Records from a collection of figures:
========================================================================

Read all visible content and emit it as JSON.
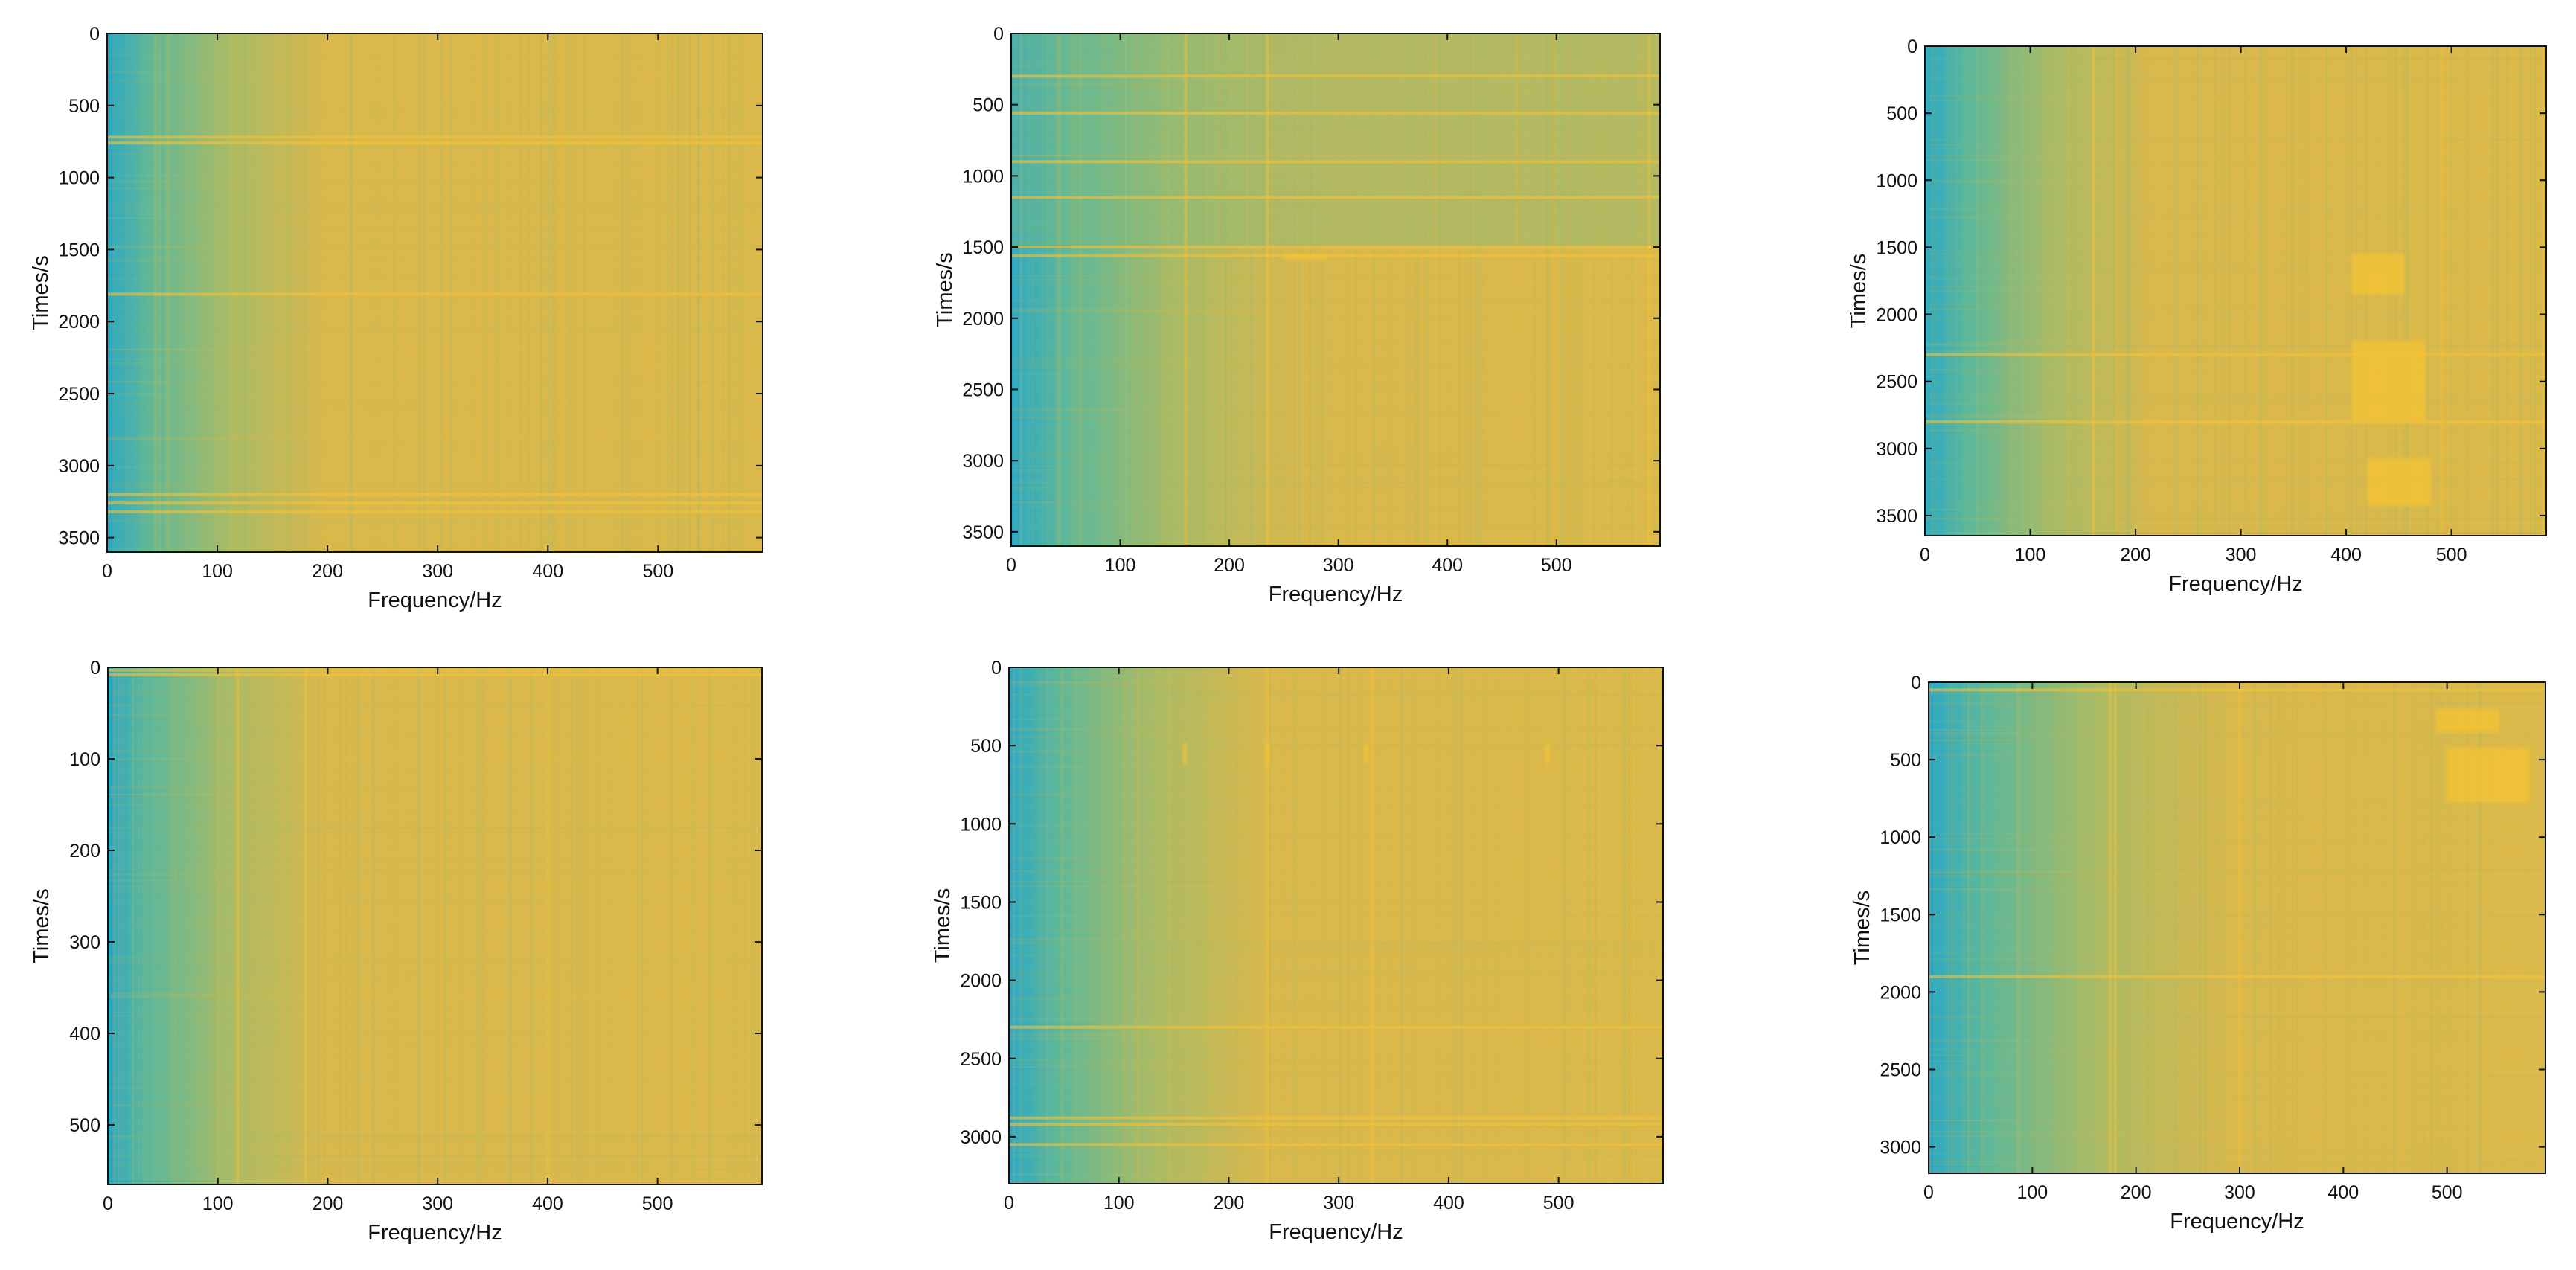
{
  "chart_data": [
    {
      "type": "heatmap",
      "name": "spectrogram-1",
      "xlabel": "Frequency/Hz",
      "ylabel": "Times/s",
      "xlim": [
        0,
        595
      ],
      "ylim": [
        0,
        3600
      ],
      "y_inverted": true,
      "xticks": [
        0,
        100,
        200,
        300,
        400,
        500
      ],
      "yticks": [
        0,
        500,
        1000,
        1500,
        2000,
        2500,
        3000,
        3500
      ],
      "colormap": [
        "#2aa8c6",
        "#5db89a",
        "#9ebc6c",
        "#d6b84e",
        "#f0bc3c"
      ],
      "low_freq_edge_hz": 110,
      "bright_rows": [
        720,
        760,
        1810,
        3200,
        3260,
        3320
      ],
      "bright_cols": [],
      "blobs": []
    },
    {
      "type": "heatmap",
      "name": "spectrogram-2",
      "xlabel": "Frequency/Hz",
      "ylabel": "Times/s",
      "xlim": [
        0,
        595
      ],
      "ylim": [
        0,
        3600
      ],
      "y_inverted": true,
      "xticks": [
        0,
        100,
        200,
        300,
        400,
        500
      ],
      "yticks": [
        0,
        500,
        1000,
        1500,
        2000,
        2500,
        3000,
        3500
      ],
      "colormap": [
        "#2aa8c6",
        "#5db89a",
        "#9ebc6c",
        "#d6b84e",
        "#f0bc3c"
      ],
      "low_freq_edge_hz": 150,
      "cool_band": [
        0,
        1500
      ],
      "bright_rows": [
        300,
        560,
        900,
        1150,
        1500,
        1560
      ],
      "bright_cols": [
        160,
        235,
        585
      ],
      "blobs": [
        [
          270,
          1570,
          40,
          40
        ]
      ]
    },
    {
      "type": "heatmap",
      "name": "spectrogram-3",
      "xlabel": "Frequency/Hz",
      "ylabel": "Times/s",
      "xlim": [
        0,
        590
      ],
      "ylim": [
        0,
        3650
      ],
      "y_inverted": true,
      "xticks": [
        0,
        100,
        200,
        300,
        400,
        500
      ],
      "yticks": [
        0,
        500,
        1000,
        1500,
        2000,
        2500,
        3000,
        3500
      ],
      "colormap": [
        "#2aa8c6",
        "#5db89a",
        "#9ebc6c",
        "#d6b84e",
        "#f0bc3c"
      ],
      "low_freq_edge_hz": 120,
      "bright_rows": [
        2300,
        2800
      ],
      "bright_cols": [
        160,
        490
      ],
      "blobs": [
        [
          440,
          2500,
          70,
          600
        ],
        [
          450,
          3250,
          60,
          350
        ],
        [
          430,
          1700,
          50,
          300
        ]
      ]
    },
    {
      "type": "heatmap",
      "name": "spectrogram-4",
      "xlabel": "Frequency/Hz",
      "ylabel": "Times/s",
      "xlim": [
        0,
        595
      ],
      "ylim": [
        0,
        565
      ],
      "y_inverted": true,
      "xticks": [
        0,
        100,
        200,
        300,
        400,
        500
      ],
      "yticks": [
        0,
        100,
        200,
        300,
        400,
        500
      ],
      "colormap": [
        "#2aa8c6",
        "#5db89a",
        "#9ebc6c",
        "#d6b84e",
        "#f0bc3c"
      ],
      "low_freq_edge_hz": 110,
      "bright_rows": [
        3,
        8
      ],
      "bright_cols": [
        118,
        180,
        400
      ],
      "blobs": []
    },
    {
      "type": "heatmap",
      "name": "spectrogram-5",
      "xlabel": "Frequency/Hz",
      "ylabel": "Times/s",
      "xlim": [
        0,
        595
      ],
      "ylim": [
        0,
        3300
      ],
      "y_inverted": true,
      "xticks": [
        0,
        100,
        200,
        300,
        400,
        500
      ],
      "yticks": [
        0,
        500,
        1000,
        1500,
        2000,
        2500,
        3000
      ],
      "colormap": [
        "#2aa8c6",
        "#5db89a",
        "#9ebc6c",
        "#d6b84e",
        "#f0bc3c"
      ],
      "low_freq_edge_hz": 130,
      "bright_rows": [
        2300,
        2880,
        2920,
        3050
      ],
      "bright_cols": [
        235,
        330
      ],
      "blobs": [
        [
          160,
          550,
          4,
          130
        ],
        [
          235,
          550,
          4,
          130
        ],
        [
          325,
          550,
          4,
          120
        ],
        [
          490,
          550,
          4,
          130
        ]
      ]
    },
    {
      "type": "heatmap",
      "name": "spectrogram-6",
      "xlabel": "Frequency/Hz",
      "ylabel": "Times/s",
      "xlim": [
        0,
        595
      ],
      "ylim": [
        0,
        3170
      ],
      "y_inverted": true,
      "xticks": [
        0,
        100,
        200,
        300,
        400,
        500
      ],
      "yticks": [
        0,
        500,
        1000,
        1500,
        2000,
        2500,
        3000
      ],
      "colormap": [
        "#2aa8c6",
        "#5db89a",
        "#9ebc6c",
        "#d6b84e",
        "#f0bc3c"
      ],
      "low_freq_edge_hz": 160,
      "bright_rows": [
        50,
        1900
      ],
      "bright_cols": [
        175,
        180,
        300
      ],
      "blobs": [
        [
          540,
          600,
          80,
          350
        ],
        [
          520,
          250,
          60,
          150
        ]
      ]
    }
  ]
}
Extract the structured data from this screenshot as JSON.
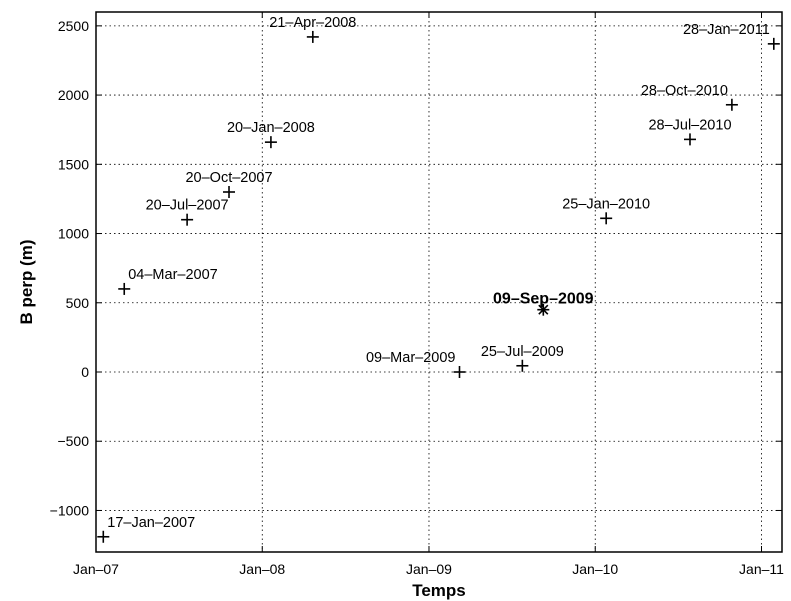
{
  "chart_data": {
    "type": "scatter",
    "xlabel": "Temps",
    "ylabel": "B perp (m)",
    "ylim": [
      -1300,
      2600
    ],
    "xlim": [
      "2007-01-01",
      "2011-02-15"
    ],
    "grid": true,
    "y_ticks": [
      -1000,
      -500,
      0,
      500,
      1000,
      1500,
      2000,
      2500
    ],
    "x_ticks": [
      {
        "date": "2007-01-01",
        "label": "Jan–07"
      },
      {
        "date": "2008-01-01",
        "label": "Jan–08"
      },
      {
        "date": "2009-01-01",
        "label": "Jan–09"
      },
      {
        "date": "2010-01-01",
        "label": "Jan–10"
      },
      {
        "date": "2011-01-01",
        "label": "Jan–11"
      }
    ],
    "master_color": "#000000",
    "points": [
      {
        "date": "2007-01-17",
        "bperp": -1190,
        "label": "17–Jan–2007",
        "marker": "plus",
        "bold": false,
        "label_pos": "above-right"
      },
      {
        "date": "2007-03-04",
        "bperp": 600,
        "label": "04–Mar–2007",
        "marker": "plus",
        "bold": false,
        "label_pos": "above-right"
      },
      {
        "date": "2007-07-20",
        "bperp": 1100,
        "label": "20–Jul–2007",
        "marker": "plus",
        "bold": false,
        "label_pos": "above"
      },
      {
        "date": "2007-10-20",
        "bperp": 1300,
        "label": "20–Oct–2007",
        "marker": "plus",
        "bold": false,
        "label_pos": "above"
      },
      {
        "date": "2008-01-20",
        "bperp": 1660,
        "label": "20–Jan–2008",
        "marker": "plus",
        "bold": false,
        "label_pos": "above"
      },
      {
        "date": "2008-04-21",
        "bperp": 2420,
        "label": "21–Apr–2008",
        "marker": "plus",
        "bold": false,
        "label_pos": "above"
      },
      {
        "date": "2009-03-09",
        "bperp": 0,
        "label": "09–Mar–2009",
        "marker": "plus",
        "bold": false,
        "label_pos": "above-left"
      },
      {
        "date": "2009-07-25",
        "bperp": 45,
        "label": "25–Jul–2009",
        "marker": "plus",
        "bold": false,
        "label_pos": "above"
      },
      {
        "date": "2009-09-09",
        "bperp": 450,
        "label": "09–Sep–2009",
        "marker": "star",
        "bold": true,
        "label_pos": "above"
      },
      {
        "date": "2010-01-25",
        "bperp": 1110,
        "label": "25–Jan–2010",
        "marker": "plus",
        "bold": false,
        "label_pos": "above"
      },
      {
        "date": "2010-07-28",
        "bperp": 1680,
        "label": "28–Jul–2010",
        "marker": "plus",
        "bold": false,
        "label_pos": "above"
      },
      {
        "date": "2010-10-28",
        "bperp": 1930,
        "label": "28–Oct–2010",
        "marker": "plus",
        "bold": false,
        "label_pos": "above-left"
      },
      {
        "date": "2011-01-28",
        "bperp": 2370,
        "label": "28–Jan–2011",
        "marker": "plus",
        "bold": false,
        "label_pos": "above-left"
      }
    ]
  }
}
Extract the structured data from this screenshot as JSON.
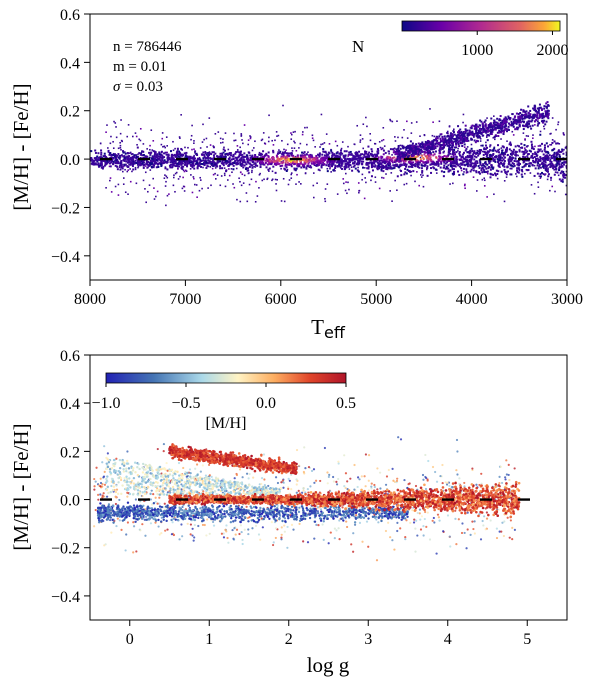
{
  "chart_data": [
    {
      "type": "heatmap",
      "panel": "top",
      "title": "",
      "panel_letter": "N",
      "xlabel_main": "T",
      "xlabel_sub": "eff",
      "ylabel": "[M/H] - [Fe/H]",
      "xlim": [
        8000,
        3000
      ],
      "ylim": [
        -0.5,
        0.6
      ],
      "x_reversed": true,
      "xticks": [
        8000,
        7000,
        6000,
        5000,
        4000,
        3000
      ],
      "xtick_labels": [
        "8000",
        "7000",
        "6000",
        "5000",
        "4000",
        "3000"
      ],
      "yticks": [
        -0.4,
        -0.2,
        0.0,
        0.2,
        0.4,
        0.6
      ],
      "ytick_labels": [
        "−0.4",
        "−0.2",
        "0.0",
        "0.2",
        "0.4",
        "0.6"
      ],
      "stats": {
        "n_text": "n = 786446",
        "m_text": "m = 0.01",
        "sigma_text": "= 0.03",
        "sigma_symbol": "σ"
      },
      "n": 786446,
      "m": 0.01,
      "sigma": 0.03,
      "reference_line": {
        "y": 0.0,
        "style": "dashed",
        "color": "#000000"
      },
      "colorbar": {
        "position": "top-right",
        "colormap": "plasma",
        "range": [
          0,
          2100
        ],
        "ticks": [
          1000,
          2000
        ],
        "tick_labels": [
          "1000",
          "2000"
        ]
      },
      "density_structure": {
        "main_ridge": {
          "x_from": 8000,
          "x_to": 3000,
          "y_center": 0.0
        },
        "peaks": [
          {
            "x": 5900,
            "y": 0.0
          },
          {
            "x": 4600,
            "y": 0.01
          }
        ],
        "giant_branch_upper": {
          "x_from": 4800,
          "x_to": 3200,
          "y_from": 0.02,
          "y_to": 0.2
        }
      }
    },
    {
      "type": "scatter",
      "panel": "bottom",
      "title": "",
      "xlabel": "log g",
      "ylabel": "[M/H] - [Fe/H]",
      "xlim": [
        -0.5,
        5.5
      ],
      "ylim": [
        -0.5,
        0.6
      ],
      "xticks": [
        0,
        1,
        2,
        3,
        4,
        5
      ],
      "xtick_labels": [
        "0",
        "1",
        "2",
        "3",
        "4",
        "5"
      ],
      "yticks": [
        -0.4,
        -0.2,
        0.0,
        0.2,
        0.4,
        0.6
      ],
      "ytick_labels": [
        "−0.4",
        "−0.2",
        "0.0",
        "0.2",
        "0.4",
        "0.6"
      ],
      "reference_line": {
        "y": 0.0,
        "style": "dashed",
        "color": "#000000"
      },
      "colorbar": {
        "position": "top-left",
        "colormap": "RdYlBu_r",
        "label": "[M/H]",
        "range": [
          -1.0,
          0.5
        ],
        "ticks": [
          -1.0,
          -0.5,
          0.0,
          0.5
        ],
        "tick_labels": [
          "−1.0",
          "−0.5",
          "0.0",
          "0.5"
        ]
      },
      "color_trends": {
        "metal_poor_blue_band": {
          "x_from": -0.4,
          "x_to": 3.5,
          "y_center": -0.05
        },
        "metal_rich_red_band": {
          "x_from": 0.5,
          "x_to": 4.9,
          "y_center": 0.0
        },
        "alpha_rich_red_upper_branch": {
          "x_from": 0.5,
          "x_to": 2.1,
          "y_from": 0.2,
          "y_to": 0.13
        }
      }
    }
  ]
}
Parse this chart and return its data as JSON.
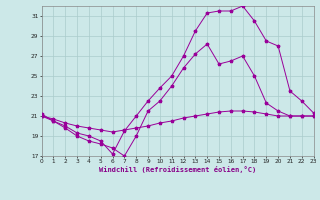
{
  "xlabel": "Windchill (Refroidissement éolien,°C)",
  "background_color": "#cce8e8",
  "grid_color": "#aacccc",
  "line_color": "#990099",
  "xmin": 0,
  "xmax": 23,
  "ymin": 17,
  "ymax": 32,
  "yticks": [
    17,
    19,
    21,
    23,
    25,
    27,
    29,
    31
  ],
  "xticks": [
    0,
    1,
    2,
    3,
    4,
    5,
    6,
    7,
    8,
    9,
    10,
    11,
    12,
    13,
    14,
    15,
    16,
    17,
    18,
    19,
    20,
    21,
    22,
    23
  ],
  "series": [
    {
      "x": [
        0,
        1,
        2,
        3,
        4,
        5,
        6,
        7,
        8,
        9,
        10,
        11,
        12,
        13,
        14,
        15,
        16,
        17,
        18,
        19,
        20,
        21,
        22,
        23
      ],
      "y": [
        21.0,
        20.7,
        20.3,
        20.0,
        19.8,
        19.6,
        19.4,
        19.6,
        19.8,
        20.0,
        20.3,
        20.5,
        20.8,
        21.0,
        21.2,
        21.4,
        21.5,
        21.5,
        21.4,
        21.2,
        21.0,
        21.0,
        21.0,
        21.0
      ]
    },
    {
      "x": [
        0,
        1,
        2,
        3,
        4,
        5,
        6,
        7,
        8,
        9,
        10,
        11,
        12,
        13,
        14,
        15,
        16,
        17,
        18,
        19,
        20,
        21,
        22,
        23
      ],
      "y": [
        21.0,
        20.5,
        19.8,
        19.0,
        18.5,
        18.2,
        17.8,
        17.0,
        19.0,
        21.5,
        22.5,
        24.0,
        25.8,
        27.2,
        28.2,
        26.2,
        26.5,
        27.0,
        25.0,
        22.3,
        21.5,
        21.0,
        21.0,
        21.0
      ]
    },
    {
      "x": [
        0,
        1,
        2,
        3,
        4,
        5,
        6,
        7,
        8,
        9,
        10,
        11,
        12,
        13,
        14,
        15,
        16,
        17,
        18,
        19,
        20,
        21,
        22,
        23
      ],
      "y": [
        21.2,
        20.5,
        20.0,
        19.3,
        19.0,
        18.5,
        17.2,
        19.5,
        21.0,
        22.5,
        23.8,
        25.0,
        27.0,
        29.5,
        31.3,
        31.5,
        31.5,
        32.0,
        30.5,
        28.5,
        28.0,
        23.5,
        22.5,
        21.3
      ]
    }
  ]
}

========================================================================

**Exercise brief:**
Only lines with "name" are wanted here; list each of them.

**Solution:**
      "name": "spectrogram-1",
      "name": "spectrogram-2",
      "name": "spectrogram-3",
      "name": "spectrogram-4",
      "name": "spectrogram-5",
      "name": "spectrogram-6",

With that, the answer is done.